STATED TASK >> Start at the first line and stop after the line containing "lp-width-cell[interactable]: 1,50 [663,164,718,184]". Copy those lines with "FullRange" renamed to "Full Range" everywhere, and change nothing else.

RECORDS TO PROCESS >>
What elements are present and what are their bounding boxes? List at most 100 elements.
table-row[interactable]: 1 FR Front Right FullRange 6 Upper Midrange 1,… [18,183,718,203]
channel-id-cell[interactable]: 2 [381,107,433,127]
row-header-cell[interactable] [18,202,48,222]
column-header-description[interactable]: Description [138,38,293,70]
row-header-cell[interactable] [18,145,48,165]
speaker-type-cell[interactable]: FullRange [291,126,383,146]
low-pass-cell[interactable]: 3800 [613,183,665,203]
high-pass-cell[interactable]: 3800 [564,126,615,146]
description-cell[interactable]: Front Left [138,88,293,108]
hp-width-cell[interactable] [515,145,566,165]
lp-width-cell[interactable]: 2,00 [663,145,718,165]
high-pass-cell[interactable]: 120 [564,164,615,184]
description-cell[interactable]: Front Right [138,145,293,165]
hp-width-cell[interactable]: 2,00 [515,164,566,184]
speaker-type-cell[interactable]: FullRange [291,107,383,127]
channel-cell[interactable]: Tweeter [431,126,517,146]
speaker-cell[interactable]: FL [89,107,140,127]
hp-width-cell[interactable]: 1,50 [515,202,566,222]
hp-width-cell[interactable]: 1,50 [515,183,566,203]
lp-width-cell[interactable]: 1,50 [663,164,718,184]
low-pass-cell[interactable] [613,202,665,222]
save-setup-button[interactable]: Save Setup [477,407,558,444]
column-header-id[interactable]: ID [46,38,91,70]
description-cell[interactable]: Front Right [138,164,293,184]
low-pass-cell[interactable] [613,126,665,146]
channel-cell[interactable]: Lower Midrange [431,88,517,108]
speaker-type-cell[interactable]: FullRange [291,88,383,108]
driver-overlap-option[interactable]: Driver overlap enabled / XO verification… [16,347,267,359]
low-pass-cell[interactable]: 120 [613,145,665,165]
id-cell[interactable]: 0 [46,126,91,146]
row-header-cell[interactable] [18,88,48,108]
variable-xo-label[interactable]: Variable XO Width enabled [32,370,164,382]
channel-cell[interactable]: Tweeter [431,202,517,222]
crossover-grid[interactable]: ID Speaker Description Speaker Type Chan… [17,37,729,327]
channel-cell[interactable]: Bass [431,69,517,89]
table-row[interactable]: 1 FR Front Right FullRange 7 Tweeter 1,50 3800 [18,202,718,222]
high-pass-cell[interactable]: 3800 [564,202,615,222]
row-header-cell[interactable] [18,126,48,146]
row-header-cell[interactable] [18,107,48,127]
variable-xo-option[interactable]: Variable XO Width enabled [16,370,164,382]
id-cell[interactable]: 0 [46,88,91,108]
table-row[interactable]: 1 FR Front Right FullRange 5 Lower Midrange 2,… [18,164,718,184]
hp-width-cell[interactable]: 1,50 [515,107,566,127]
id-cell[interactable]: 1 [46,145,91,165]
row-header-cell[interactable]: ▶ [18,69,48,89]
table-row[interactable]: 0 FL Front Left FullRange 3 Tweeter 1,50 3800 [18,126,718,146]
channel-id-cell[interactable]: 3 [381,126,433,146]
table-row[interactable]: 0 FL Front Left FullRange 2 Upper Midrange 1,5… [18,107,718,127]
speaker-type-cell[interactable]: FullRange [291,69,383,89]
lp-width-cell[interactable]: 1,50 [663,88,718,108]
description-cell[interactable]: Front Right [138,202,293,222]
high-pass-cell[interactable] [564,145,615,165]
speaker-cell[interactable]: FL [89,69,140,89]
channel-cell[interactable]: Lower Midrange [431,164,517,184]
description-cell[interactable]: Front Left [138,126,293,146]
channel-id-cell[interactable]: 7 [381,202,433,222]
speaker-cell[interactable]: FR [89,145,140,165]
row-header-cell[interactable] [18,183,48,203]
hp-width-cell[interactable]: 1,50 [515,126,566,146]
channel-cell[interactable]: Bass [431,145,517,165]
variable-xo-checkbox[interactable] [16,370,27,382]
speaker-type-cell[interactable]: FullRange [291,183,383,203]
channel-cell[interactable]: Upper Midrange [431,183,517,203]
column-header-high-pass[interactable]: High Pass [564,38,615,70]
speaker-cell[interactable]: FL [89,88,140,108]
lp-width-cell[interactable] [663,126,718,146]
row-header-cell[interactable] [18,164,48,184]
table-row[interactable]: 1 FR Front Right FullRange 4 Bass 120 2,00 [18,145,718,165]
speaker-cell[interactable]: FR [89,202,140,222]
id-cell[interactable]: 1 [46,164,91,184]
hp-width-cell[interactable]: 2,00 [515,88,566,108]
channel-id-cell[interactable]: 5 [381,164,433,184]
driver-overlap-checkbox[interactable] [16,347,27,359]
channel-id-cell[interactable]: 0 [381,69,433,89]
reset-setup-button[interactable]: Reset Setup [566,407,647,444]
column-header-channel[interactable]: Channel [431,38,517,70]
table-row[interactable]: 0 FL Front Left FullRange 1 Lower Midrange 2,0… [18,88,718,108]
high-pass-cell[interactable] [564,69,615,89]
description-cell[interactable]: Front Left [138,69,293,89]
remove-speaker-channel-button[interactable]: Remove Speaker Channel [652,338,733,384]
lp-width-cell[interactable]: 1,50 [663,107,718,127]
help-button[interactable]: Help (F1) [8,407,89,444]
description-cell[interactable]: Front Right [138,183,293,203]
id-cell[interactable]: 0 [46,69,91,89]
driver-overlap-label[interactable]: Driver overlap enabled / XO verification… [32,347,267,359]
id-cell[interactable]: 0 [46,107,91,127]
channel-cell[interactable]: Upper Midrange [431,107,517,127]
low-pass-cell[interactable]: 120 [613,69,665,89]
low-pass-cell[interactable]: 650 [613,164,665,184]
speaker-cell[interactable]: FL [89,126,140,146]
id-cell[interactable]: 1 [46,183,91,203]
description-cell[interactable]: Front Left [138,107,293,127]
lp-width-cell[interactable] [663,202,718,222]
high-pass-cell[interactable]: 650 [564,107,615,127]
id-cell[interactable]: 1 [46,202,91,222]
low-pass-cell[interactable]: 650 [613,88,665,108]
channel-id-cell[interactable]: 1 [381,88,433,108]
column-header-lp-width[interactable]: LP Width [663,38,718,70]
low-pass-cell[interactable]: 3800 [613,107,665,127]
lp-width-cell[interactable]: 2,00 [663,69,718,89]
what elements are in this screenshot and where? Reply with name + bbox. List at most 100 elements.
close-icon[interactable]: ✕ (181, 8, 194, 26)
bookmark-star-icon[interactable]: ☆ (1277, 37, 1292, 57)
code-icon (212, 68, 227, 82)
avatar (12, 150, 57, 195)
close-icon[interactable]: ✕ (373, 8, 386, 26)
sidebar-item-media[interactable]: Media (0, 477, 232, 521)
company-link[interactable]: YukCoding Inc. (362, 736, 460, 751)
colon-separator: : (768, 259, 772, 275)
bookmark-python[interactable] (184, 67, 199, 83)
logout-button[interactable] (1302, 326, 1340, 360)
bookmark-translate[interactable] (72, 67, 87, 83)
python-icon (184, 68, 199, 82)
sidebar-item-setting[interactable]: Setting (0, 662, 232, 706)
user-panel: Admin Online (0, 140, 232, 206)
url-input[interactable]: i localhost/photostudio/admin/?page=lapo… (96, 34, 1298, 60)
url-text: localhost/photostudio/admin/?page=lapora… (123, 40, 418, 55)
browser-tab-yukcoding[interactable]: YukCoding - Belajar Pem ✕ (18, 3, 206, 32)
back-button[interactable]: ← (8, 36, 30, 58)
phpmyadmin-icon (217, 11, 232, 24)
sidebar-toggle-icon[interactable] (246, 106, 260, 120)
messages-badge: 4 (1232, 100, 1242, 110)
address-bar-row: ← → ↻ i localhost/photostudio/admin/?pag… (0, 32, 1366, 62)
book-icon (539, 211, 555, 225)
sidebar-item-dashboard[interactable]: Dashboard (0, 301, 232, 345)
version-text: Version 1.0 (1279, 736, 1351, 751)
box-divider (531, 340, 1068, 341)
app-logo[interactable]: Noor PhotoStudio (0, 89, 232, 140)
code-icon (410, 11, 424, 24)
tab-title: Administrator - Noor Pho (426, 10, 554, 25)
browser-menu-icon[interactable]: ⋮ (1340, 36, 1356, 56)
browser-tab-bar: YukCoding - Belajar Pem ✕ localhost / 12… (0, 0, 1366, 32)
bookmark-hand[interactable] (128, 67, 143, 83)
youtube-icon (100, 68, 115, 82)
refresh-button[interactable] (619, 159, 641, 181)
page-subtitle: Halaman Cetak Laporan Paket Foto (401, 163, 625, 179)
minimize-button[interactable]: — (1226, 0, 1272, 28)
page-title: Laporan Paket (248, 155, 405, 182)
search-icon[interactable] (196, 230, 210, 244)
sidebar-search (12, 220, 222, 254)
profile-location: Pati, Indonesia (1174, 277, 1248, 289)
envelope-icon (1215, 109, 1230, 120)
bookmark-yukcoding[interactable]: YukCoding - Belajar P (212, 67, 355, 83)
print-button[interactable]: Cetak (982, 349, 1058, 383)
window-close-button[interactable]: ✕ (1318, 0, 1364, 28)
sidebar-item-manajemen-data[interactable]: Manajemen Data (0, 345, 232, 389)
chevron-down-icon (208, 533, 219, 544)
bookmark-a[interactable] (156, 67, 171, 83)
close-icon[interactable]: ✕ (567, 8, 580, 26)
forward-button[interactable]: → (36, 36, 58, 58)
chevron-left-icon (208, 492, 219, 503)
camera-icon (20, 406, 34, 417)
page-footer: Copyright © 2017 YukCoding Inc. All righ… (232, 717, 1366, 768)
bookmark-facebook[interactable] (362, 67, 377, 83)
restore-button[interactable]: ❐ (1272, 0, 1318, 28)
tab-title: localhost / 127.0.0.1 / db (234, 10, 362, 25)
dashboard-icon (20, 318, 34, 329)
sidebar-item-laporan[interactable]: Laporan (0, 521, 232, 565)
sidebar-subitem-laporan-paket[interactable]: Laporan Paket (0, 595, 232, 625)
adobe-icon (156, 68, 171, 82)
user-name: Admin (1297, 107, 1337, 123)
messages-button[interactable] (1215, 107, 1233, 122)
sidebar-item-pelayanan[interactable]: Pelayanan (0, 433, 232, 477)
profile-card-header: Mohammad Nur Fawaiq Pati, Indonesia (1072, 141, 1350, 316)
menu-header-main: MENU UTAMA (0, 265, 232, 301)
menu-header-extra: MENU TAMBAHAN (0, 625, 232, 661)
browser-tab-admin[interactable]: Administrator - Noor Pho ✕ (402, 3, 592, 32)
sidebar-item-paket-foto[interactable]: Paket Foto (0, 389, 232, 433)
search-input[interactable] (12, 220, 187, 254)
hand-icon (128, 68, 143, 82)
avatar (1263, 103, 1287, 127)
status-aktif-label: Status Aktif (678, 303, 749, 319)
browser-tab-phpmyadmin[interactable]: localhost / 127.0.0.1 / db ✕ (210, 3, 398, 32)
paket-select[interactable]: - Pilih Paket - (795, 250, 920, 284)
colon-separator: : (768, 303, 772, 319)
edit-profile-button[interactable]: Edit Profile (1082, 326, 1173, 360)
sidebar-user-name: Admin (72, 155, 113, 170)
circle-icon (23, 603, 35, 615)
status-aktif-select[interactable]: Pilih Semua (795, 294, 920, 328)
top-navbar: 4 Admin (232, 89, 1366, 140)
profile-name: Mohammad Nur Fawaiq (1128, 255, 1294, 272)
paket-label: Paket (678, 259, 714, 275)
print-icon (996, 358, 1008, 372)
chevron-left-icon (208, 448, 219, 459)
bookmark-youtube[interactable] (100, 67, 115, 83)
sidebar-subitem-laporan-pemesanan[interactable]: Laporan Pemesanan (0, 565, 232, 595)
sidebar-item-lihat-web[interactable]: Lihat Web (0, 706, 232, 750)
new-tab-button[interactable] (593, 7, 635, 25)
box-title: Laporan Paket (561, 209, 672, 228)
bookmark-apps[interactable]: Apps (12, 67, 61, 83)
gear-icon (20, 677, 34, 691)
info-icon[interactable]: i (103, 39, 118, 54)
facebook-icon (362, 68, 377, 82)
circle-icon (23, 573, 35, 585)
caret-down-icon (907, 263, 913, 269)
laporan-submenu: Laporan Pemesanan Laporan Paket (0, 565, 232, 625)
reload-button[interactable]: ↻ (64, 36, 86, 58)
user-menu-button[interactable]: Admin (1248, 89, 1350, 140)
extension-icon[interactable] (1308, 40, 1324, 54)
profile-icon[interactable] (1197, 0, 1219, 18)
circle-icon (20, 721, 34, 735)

FINAL ANSWER >>
What elements are present and what are their bounding boxes? List at most 100 elements.
table-row[interactable]: 1 FR Front Right Full Range 6 Upper Midrange 1,… [18,183,718,203]
channel-id-cell[interactable]: 2 [381,107,433,127]
row-header-cell[interactable] [18,202,48,222]
column-header-description[interactable]: Description [138,38,293,70]
row-header-cell[interactable] [18,145,48,165]
speaker-type-cell[interactable]: Full Range [291,126,383,146]
low-pass-cell[interactable]: 3800 [613,183,665,203]
high-pass-cell[interactable]: 3800 [564,126,615,146]
description-cell[interactable]: Front Left [138,88,293,108]
hp-width-cell[interactable] [515,145,566,165]
lp-width-cell[interactable]: 2,00 [663,145,718,165]
high-pass-cell[interactable]: 120 [564,164,615,184]
description-cell[interactable]: Front Right [138,145,293,165]
hp-width-cell[interactable]: 2,00 [515,164,566,184]
speaker-type-cell[interactable]: Full Range [291,107,383,127]
channel-cell[interactable]: Tweeter [431,126,517,146]
speaker-cell[interactable]: FL [89,107,140,127]
hp-width-cell[interactable]: 1,50 [515,202,566,222]
hp-width-cell[interactable]: 1,50 [515,183,566,203]
lp-width-cell[interactable]: 1,50 [663,164,718,184]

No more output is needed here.